- [Stated task] Give the material once more, word for word, without any images.

┌─ Listed entries

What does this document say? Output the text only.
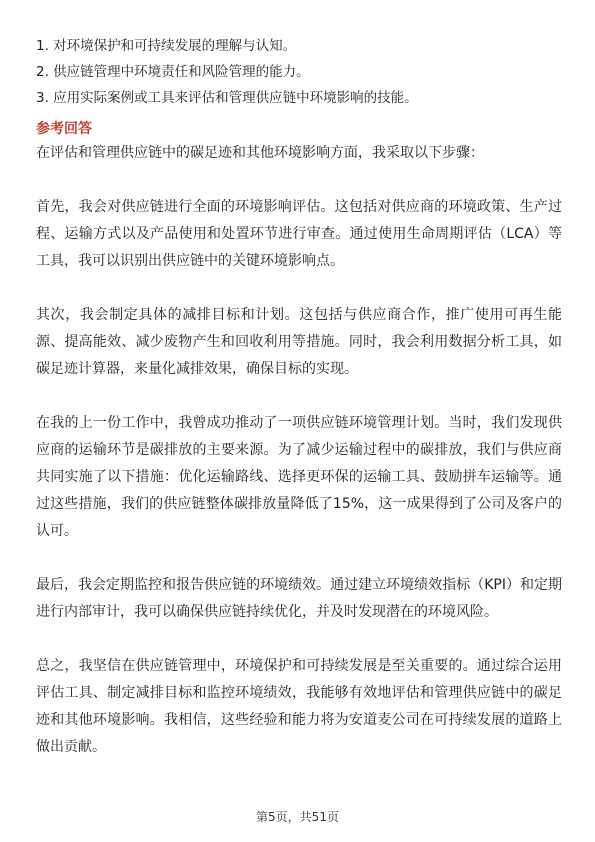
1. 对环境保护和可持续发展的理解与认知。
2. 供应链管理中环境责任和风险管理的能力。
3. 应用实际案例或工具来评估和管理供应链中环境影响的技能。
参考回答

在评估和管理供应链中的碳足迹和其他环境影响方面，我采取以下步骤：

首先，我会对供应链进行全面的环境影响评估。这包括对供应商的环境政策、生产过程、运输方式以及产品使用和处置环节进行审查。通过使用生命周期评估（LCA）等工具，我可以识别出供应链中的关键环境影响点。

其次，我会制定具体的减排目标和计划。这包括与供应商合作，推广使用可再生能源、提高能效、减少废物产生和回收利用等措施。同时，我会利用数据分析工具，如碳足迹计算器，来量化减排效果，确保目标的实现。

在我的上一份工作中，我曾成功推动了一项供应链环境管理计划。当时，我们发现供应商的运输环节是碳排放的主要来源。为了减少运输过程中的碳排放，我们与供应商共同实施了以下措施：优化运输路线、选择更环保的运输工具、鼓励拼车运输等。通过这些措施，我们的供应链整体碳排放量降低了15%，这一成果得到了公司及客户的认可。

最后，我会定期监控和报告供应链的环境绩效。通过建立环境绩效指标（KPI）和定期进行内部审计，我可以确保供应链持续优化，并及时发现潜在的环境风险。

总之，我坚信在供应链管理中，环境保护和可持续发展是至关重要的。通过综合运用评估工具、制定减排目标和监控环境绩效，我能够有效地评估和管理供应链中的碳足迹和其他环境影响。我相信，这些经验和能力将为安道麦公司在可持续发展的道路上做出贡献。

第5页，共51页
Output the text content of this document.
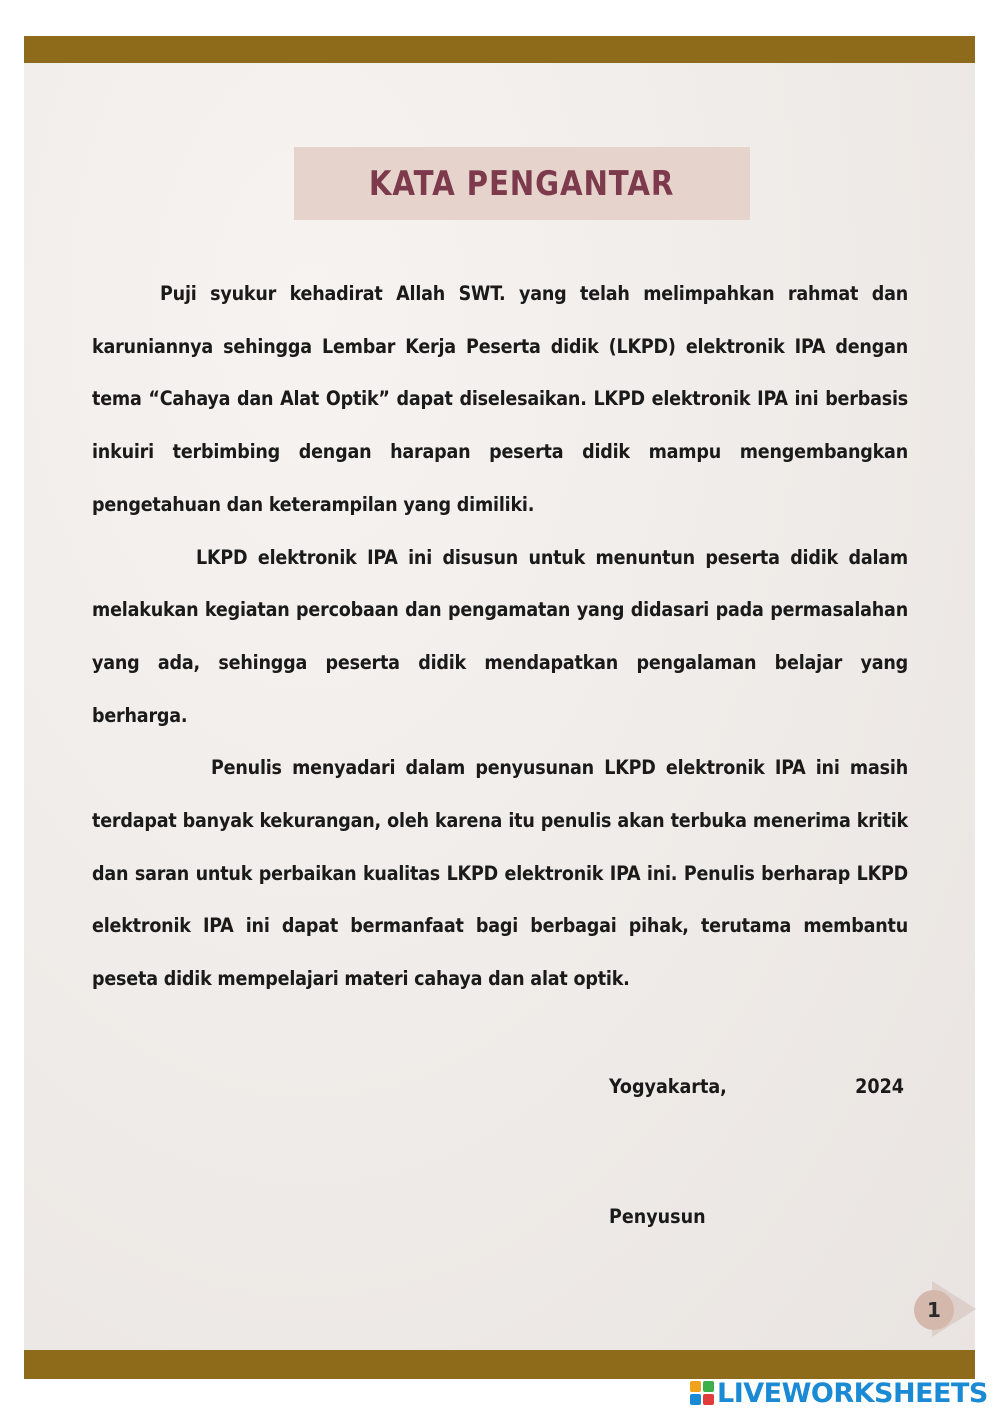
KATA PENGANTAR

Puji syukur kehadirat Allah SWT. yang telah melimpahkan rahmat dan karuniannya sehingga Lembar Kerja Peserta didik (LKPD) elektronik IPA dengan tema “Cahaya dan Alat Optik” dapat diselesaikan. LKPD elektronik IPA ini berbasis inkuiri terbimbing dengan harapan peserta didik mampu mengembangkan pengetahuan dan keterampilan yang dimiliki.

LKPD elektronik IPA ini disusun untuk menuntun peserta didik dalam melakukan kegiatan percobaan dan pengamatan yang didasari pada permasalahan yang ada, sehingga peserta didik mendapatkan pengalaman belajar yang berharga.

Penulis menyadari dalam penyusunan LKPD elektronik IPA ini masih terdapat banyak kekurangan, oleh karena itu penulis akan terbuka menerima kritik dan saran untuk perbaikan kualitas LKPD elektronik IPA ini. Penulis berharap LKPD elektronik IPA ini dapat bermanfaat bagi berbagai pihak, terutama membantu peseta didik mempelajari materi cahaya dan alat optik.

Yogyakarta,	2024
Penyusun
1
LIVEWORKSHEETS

└─

- [Exercise output]
What does this document say? Output the text only.
1. 对环境保护和可持续发展的理解与认知。
2. 供应链管理中环境责任和风险管理的能力。
3. 应用实际案例或工具来评估和管理供应链中环境影响的技能。
参考回答

在评估和管理供应链中的碳足迹和其他环境影响方面，我采取以下步骤：

首先，我会对供应链进行全面的环境影响评估。这包括对供应商的环境政策、生产过程、运输方式以及产品使用和处置环节进行审查。通过使用生命周期评估（LCA）等工具，我可以识别出供应链中的关键环境影响点。

其次，我会制定具体的减排目标和计划。这包括与供应商合作，推广使用可再生能源、提高能效、减少废物产生和回收利用等措施。同时，我会利用数据分析工具，如碳足迹计算器，来量化减排效果，确保目标的实现。

在我的上一份工作中，我曾成功推动了一项供应链环境管理计划。当时，我们发现供应商的运输环节是碳排放的主要来源。为了减少运输过程中的碳排放，我们与供应商共同实施了以下措施：优化运输路线、选择更环保的运输工具、鼓励拼车运输等。通过这些措施，我们的供应链整体碳排放量降低了15%，这一成果得到了公司及客户的认可。

最后，我会定期监控和报告供应链的环境绩效。通过建立环境绩效指标（KPI）和定期进行内部审计，我可以确保供应链持续优化，并及时发现潜在的环境风险。

总之，我坚信在供应链管理中，环境保护和可持续发展是至关重要的。通过综合运用评估工具、制定减排目标和监控环境绩效，我能够有效地评估和管理供应链中的碳足迹和其他环境影响。我相信，这些经验和能力将为安道麦公司在可持续发展的道路上做出贡献。

第5页，共51页
Output the text content of this document.
KATA PENGANTAR

Puji syukur kehadirat Allah SWT. yang telah melimpahkan rahmat dan karuniannya sehingga Lembar Kerja Peserta didik (LKPD) elektronik IPA dengan tema “Cahaya dan Alat Optik” dapat diselesaikan. LKPD elektronik IPA ini berbasis inkuiri terbimbing dengan harapan peserta didik mampu mengembangkan pengetahuan dan keterampilan yang dimiliki.

LKPD elektronik IPA ini disusun untuk menuntun peserta didik dalam melakukan kegiatan percobaan dan pengamatan yang didasari pada permasalahan yang ada, sehingga peserta didik mendapatkan pengalaman belajar yang berharga.

Penulis menyadari dalam penyusunan LKPD elektronik IPA ini masih terdapat banyak kekurangan, oleh karena itu penulis akan terbuka menerima kritik dan saran untuk perbaikan kualitas LKPD elektronik IPA ini. Penulis berharap LKPD elektronik IPA ini dapat bermanfaat bagi berbagai pihak, terutama membantu peseta didik mempelajari materi cahaya dan alat optik.

Yogyakarta,	2024
Penyusun
1
LIVEWORKSHEETS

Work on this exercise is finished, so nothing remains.